# What is required:
The data below should be printed in full, exactly, and without any of its images.

# Dataset rows:

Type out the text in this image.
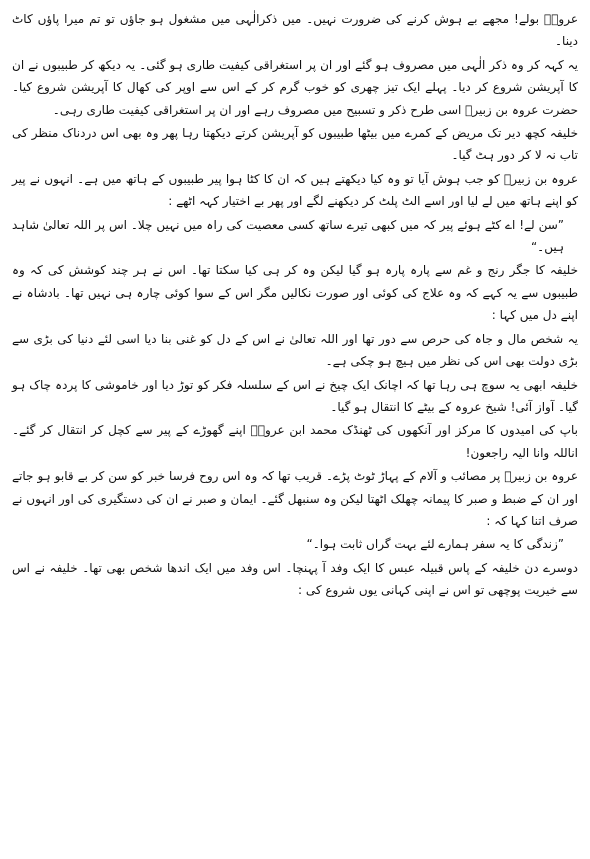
عروہؓ بولے! مجھے بے ہوش کرنے کی ضرورت نہیں۔ میں ذکرالٰہی میں مشغول ہو جاؤں تو تم میرا پاؤں کاٹ دینا۔

یہ کہہ کر وہ ذکر الٰہی میں مصروف ہو گئے اور ان پر استغراقی کیفیت طاری ہو گئی۔ یہ دیکھ کر طبیبوں نے ان کا آپریشن شروع کر دیا۔ پہلے ایک تیز چھری کو خوب گرم کر کے اس سے اوپر کی کھال کا آپریشن شروع کیا۔ حضرت عروہ بن زبیرؓ اسی طرح ذکر و تسبیح میں مصروف رہے اور ان پر استغراقی کیفیت طاری رہی۔

خلیفہ کچھ دیر تک مریض کے کمرے میں بیٹھا طبیبوں کو آپریشن کرتے دیکھتا رہا پھر وہ بھی اس دردناک منظر کی تاب نہ لا کر دور ہٹ گیا۔

عروہ بن زبیرؓ کو جب ہوش آیا تو وہ کیا دیکھتے ہیں کہ ان کا کٹا ہوا پیر طبیبوں کے ہاتھ میں ہے۔ انہوں نے پیر کو اپنے ہاتھ میں لے لیا اور اسے الٹ پلٹ کر دیکھنے لگے اور پھر بے اختیار کہہ اٹھے :

”سن لے! اے کٹے ہوئے پیر کہ میں کبھی تیرے ساتھ کسی معصیت کی راہ میں نہیں چلا۔ اس پر اللہ تعالیٰ شاہد ہیں۔“

خلیفہ کا جگر رنج و غم سے پارہ پارہ ہو گیا لیکن وہ کر ہی کیا سکتا تھا۔ اس نے ہر چند کوشش کی کہ وہ طبیبوں سے یہ کہے کہ وہ علاج کی کوئی اور صورت نکالیں مگر اس کے سوا کوئی چارہ ہی نہیں تھا۔ بادشاہ نے اپنے دل میں کہا :

یہ شخص مال و جاہ کی حرص سے دور تھا اور اللہ تعالیٰ نے اس کے دل کو غنی بنا دیا اسی لئے دنیا کی بڑی سے بڑی دولت بھی اس کی نظر میں ہیچ ہو چکی ہے۔

خلیفہ ابھی یہ سوچ ہی رہا تھا کہ اچانک ایک چیخ نے اس کے سلسلہ فکر کو توڑ دیا اور خاموشی کا پردہ چاک ہو گیا۔ آواز آئی! شیخ عروہ کے بیٹے کا انتقال ہو گیا۔

باپ کی امیدوں کا مرکز اور آنکھوں کی ٹھنڈک محمد ابن عروہؓ اپنے گھوڑے کے پیر سے کچل کر انتقال کر گئے۔ اناللہ وانا الیہ راجعون!

عروہ بن زبیرؓ پر مصائب و آلام کے پہاڑ ٹوٹ پڑے۔ قریب تھا کہ وہ اس روح فرسا خبر کو سن کر بے قابو ہو جاتے اور ان کے ضبط و صبر کا پیمانہ چھلک اٹھتا لیکن وہ سنبھل گئے۔ ایمان و صبر نے ان کی دستگیری کی اور انہوں نے صرف اتنا کہا کہ :

”زندگی کا یہ سفر ہمارے لئے بہت گراں ثابت ہوا۔“

دوسرے دن خلیفہ کے پاس قبیلہ عبس کا ایک وفد آ پہنچا۔ اس وفد میں ایک اندھا شخص بھی تھا۔ خلیفہ نے اس سے خیریت پوچھی تو اس نے اپنی کہانی یوں شروع کی :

# Exercise solution:
Type out the text in this image.
عروہؓ بولے! مجھے بے ہوش کرنے کی ضرورت نہیں۔ میں ذکرالٰہی میں مشغول ہو جاؤں تو تم میرا پاؤں کاٹ دینا۔

یہ کہہ کر وہ ذکر الٰہی میں مصروف ہو گئے اور ان پر استغراقی کیفیت طاری ہو گئی۔ یہ دیکھ کر طبیبوں نے ان کا آپریشن شروع کر دیا۔ پہلے ایک تیز چھری کو خوب گرم کر کے اس سے اوپر کی کھال کا آپریشن شروع کیا۔ حضرت عروہ بن زبیرؓ اسی طرح ذکر و تسبیح میں مصروف رہے اور ان پر استغراقی کیفیت طاری رہی۔

خلیفہ کچھ دیر تک مریض کے کمرے میں بیٹھا طبیبوں کو آپریشن کرتے دیکھتا رہا پھر وہ بھی اس دردناک منظر کی تاب نہ لا کر دور ہٹ گیا۔

عروہ بن زبیرؓ کو جب ہوش آیا تو وہ کیا دیکھتے ہیں کہ ان کا کٹا ہوا پیر طبیبوں کے ہاتھ میں ہے۔ انہوں نے پیر کو اپنے ہاتھ میں لے لیا اور اسے الٹ پلٹ کر دیکھنے لگے اور پھر بے اختیار کہہ اٹھے :

”سن لے! اے کٹے ہوئے پیر کہ میں کبھی تیرے ساتھ کسی معصیت کی راہ میں نہیں چلا۔ اس پر اللہ تعالیٰ شاہد ہیں۔“

خلیفہ کا جگر رنج و غم سے پارہ پارہ ہو گیا لیکن وہ کر ہی کیا سکتا تھا۔ اس نے ہر چند کوشش کی کہ وہ طبیبوں سے یہ کہے کہ وہ علاج کی کوئی اور صورت نکالیں مگر اس کے سوا کوئی چارہ ہی نہیں تھا۔ بادشاہ نے اپنے دل میں کہا :

یہ شخص مال و جاہ کی حرص سے دور تھا اور اللہ تعالیٰ نے اس کے دل کو غنی بنا دیا اسی لئے دنیا کی بڑی سے بڑی دولت بھی اس کی نظر میں ہیچ ہو چکی ہے۔

خلیفہ ابھی یہ سوچ ہی رہا تھا کہ اچانک ایک چیخ نے اس کے سلسلہ فکر کو توڑ دیا اور خاموشی کا پردہ چاک ہو گیا۔ آواز آئی! شیخ عروہ کے بیٹے کا انتقال ہو گیا۔

باپ کی امیدوں کا مرکز اور آنکھوں کی ٹھنڈک محمد ابن عروہؓ اپنے گھوڑے کے پیر سے کچل کر انتقال کر گئے۔ اناللہ وانا الیہ راجعون!

عروہ بن زبیرؓ پر مصائب و آلام کے پہاڑ ٹوٹ پڑے۔ قریب تھا کہ وہ اس روح فرسا خبر کو سن کر بے قابو ہو جاتے اور ان کے ضبط و صبر کا پیمانہ چھلک اٹھتا لیکن وہ سنبھل گئے۔ ایمان و صبر نے ان کی دستگیری کی اور انہوں نے صرف اتنا کہا کہ :

”زندگی کا یہ سفر ہمارے لئے بہت گراں ثابت ہوا۔“

دوسرے دن خلیفہ کے پاس قبیلہ عبس کا ایک وفد آ پہنچا۔ اس وفد میں ایک اندھا شخص بھی تھا۔ خلیفہ نے اس سے خیریت پوچھی تو اس نے اپنی کہانی یوں شروع کی :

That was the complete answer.